= EXERCISE GOAL =
The data must be written out once more, precisely as given.

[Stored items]
※
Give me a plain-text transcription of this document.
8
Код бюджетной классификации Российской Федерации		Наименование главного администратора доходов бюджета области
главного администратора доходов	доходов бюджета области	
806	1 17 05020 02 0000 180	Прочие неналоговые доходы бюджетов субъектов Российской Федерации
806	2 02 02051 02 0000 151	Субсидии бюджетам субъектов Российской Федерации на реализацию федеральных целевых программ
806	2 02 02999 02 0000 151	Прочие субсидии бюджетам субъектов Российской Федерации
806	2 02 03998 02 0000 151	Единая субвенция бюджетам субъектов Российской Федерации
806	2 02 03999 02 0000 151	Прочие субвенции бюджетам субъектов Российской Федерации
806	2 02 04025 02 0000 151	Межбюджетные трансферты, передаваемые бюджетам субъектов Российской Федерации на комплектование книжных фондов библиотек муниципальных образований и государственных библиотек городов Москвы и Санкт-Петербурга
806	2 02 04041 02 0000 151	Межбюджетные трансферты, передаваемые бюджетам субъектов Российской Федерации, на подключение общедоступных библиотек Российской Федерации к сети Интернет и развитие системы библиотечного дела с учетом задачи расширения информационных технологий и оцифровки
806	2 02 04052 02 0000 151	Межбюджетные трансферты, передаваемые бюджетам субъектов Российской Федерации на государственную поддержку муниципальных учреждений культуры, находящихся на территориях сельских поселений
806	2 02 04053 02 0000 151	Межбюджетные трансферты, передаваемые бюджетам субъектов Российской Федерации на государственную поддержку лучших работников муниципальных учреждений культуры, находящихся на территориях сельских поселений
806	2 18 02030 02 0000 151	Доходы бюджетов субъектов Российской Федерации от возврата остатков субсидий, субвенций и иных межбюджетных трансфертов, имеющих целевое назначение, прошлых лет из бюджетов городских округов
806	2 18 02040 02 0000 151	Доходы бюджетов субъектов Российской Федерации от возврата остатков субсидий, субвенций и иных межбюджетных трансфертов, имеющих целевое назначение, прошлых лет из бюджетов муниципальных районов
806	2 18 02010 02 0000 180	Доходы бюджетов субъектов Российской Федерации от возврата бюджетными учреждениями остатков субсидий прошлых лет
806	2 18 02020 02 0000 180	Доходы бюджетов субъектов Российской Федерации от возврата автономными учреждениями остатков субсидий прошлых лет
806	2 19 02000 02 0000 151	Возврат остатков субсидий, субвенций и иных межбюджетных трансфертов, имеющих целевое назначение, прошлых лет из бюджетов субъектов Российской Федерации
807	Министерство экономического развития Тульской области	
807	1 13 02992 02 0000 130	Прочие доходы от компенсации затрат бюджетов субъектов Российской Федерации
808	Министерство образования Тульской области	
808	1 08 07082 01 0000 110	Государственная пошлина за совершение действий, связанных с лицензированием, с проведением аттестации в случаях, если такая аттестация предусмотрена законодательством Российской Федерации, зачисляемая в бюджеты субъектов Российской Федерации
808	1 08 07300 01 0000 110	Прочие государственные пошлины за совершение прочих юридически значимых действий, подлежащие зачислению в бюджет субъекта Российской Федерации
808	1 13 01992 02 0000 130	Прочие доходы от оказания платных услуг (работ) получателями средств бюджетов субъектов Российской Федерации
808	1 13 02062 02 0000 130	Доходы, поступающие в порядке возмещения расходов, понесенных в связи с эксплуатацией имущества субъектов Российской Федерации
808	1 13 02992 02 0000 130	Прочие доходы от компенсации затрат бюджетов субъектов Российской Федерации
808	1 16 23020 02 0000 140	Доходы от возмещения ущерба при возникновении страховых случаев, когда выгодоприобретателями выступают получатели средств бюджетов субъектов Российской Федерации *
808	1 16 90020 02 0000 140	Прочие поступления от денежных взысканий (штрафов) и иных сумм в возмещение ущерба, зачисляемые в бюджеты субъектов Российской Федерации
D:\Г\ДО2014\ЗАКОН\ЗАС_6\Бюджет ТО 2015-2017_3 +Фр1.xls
※
= WRITTEN RESPONSE =
Give me a plain-text transcription of this document.
8
Код бюджетной классификации Российской Федерации		Наименование главного администратора доходов бюджета области
главного администратора доходов	доходов бюджета области	
806	1 17 05020 02 0000 180	Прочие неналоговые доходы бюджетов субъектов Российской Федерации
806	2 02 02051 02 0000 151	Субсидии бюджетам субъектов Российской Федерации на реализацию федеральных целевых программ
806	2 02 02999 02 0000 151	Прочие субсидии бюджетам субъектов Российской Федерации
806	2 02 03998 02 0000 151	Единая субвенция бюджетам субъектов Российской Федерации
806	2 02 03999 02 0000 151	Прочие субвенции бюджетам субъектов Российской Федерации
806	2 02 04025 02 0000 151	Межбюджетные трансферты, передаваемые бюджетам субъектов Российской Федерации на комплектование книжных фондов библиотек муниципальных образований и государственных библиотек городов Москвы и Санкт-Петербурга
806	2 02 04041 02 0000 151	Межбюджетные трансферты, передаваемые бюджетам субъектов Российской Федерации, на подключение общедоступных библиотек Российской Федерации к сети Интернет и развитие системы библиотечного дела с учетом задачи расширения информационных технологий и оцифровки
806	2 02 04052 02 0000 151	Межбюджетные трансферты, передаваемые бюджетам субъектов Российской Федерации на государственную поддержку муниципальных учреждений культуры, находящихся на территориях сельских поселений
806	2 02 04053 02 0000 151	Межбюджетные трансферты, передаваемые бюджетам субъектов Российской Федерации на государственную поддержку лучших работников муниципальных учреждений культуры, находящихся на территориях сельских поселений
806	2 18 02030 02 0000 151	Доходы бюджетов субъектов Российской Федерации от возврата остатков субсидий, субвенций и иных межбюджетных трансфертов, имеющих целевое назначение, прошлых лет из бюджетов городских округов
806	2 18 02040 02 0000 151	Доходы бюджетов субъектов Российской Федерации от возврата остатков субсидий, субвенций и иных межбюджетных трансфертов, имеющих целевое назначение, прошлых лет из бюджетов муниципальных районов
806	2 18 02010 02 0000 180	Доходы бюджетов субъектов Российской Федерации от возврата бюджетными учреждениями остатков субсидий прошлых лет
806	2 18 02020 02 0000 180	Доходы бюджетов субъектов Российской Федерации от возврата автономными учреждениями остатков субсидий прошлых лет
806	2 19 02000 02 0000 151	Возврат остатков субсидий, субвенций и иных межбюджетных трансфертов, имеющих целевое назначение, прошлых лет из бюджетов субъектов Российской Федерации
807	Министерство экономического развития Тульской области	
807	1 13 02992 02 0000 130	Прочие доходы от компенсации затрат бюджетов субъектов Российской Федерации
808	Министерство образования Тульской области	
808	1 08 07082 01 0000 110	Государственная пошлина за совершение действий, связанных с лицензированием, с проведением аттестации в случаях, если такая аттестация предусмотрена законодательством Российской Федерации, зачисляемая в бюджеты субъектов Российской Федерации
808	1 08 07300 01 0000 110	Прочие государственные пошлины за совершение прочих юридически значимых действий, подлежащие зачислению в бюджет субъекта Российской Федерации
808	1 13 01992 02 0000 130	Прочие доходы от оказания платных услуг (работ) получателями средств бюджетов субъектов Российской Федерации
808	1 13 02062 02 0000 130	Доходы, поступающие в порядке возмещения расходов, понесенных в связи с эксплуатацией имущества субъектов Российской Федерации
808	1 13 02992 02 0000 130	Прочие доходы от компенсации затрат бюджетов субъектов Российской Федерации
808	1 16 23020 02 0000 140	Доходы от возмещения ущерба при возникновении страховых случаев, когда выгодоприобретателями выступают получатели средств бюджетов субъектов Российской Федерации *
808	1 16 90020 02 0000 140	Прочие поступления от денежных взысканий (штрафов) и иных сумм в возмещение ущерба, зачисляемые в бюджеты субъектов Российской Федерации
D:\Г\ДО2014\ЗАКОН\ЗАС_6\Бюджет ТО 2015-2017_3 +Фр1.xls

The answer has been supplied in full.